# EXERCISE:
Look through the data and write out every line with the word "Сборочный" in it.
-------------------------
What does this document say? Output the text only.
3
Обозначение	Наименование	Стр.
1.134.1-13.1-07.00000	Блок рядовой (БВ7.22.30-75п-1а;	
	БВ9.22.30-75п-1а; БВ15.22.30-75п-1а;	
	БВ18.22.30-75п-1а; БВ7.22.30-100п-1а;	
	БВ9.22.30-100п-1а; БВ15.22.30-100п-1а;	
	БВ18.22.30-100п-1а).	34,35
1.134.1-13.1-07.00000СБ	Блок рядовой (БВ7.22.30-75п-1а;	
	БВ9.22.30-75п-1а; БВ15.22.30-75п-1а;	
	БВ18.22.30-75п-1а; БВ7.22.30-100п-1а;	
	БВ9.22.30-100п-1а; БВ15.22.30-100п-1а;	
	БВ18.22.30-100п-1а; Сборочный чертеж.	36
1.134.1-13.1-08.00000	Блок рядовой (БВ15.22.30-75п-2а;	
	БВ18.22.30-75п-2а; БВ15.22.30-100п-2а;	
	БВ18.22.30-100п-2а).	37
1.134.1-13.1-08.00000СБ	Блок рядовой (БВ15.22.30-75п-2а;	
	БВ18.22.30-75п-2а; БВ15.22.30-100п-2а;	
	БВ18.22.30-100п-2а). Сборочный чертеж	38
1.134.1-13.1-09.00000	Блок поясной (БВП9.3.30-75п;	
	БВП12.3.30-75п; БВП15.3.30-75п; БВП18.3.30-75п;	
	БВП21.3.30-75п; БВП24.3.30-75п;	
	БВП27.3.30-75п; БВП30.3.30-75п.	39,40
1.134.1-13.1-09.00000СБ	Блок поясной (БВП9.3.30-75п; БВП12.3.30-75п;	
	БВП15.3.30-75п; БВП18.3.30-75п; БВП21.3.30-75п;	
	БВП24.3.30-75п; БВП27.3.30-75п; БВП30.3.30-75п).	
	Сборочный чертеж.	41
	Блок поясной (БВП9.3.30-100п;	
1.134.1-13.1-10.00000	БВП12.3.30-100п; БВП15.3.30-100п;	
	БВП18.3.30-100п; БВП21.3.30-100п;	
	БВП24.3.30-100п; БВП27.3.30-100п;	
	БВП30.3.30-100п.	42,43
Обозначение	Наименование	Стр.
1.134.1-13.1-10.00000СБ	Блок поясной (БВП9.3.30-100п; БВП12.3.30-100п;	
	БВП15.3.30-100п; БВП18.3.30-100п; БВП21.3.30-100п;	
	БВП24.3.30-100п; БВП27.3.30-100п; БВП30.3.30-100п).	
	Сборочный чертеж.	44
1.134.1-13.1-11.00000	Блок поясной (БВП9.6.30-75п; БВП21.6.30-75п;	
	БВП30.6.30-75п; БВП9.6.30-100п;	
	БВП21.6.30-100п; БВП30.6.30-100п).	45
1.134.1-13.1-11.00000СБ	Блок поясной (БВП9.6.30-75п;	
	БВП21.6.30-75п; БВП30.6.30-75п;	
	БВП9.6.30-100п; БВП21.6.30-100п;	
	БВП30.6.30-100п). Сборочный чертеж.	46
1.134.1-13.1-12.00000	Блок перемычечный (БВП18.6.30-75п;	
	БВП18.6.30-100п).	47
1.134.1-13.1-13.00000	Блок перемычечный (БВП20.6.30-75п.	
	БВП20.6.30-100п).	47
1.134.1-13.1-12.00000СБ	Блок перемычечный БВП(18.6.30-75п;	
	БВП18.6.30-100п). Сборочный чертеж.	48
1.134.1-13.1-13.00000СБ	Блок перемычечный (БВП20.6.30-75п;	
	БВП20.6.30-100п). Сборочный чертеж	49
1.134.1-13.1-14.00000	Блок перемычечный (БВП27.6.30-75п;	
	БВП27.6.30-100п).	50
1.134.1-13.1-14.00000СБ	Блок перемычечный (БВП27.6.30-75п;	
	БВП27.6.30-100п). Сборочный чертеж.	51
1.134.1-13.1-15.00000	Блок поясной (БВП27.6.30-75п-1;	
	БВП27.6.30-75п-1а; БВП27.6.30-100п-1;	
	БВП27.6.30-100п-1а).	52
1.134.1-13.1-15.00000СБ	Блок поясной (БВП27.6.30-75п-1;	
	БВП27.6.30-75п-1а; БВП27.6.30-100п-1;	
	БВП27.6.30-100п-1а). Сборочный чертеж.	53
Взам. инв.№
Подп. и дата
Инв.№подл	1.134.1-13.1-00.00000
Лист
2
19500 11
-------------------------
# TASK RESPONSE:
	БВ18.22.30-100п-1а; Сборочный чертеж.	36
	БВ18.22.30-100п-2а). Сборочный чертеж	38
	Сборочный чертеж.	41
	Сборочный чертеж.	44
	БВП30.6.30-100п). Сборочный чертеж.	46
	БВП18.6.30-100п). Сборочный чертеж.	48
	БВП20.6.30-100п). Сборочный чертеж	49
	БВП27.6.30-100п). Сборочный чертеж.	51
	БВП27.6.30-100п-1а). Сборочный чертеж.	53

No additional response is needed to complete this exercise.